--- Exercise brief ---
Where a line contains the string "ylabel", copy that line.

(Records that describe figures)

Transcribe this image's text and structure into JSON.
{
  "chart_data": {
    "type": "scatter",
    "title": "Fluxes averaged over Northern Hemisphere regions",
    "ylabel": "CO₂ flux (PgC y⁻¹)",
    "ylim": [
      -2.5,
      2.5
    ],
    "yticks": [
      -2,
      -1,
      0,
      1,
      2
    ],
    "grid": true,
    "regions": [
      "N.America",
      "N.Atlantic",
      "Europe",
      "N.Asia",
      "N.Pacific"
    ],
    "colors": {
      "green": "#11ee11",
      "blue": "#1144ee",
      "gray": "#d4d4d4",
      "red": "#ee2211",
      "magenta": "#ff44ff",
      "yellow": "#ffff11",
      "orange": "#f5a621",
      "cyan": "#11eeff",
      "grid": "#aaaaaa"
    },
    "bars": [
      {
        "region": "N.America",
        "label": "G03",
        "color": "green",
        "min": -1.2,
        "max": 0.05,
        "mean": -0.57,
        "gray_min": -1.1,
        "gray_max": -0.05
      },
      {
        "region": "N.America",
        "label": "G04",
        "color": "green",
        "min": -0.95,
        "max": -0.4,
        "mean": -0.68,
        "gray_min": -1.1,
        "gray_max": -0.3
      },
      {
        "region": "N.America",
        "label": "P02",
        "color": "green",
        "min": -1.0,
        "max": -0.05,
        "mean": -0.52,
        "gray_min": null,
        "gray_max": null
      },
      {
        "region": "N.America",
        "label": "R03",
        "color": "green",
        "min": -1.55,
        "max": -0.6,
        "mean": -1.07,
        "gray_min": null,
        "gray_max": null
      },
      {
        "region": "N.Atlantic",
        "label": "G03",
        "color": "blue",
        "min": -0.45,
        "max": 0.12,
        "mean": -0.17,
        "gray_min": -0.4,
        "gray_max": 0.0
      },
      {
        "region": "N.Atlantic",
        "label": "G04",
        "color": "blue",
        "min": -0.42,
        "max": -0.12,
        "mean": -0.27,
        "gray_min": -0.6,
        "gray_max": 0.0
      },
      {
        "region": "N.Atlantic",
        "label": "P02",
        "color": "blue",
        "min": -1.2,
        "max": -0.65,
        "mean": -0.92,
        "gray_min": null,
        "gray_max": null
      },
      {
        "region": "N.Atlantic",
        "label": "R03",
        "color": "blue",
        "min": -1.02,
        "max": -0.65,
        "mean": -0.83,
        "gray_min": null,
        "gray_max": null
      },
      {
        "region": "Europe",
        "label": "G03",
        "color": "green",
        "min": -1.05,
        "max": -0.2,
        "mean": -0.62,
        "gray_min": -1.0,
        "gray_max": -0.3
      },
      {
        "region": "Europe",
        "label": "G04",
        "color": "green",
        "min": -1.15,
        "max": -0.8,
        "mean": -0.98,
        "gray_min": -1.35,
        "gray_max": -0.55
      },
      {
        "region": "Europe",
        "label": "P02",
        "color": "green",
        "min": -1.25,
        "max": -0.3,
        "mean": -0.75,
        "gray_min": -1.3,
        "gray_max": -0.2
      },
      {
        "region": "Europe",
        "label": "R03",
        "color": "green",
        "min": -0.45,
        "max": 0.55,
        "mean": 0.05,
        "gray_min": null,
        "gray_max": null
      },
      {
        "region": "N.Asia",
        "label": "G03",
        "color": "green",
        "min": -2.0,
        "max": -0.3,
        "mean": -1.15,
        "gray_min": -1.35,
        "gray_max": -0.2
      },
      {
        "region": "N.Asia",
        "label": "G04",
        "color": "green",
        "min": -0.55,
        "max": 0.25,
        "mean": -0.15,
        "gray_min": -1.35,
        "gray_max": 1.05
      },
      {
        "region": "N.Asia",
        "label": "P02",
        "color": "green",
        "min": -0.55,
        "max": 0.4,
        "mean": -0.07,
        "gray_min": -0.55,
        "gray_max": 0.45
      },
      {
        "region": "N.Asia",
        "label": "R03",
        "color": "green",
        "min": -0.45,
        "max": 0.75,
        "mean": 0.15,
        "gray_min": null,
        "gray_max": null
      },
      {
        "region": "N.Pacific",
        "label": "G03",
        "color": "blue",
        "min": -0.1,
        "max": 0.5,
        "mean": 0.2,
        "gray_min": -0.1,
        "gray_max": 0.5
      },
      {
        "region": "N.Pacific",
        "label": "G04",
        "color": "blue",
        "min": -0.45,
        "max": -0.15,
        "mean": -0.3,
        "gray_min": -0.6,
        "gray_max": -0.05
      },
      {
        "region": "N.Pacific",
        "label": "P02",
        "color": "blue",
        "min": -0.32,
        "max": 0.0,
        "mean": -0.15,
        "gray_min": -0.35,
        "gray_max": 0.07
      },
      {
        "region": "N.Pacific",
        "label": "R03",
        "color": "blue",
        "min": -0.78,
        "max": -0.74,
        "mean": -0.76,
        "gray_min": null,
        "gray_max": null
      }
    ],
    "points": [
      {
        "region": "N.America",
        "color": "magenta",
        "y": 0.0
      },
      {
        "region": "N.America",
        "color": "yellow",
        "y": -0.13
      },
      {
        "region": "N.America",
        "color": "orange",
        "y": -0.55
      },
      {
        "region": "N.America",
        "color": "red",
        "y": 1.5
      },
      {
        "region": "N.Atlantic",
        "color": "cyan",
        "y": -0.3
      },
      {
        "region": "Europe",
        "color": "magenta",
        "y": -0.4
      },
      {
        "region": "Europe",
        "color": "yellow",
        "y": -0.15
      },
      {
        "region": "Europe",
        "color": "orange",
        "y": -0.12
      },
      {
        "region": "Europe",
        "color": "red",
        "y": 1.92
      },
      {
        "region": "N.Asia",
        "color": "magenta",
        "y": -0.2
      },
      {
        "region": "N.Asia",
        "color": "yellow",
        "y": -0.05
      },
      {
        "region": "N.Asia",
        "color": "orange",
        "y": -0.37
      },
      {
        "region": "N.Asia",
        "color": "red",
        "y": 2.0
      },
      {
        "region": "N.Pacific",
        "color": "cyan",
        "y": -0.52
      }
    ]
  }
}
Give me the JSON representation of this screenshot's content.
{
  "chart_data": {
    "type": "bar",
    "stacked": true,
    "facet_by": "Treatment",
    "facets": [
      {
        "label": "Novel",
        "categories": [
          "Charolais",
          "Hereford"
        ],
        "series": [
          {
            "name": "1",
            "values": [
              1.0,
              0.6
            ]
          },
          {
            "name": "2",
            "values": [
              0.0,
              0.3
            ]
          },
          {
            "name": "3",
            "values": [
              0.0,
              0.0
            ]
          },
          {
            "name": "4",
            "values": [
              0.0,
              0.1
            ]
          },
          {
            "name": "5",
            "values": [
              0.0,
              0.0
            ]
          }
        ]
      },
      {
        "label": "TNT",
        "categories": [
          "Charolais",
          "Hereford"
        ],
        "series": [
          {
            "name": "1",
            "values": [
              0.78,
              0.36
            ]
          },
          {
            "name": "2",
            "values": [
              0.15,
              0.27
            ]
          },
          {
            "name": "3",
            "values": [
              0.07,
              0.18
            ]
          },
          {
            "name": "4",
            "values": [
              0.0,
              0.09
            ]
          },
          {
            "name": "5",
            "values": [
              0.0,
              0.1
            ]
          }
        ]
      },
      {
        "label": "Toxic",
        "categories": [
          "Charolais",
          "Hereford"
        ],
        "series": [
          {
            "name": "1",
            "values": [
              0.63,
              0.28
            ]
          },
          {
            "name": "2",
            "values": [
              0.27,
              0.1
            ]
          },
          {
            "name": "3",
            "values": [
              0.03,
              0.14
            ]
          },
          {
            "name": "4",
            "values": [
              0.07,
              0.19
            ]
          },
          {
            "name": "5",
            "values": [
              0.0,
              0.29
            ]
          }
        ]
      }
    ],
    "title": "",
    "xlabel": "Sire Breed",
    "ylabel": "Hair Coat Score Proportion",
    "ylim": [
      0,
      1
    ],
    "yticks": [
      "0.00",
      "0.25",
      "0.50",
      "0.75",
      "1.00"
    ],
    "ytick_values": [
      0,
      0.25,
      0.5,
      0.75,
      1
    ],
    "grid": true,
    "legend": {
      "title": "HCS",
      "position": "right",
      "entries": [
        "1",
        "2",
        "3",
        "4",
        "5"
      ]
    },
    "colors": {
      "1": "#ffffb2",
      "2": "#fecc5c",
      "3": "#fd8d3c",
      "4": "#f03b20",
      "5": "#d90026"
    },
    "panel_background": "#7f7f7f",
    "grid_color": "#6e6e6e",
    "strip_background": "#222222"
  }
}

--- Answer ---
    "ylabel": "CO₂ flux (PgC y⁻¹)",
    "ylabel": "Hair Coat Score Proportion",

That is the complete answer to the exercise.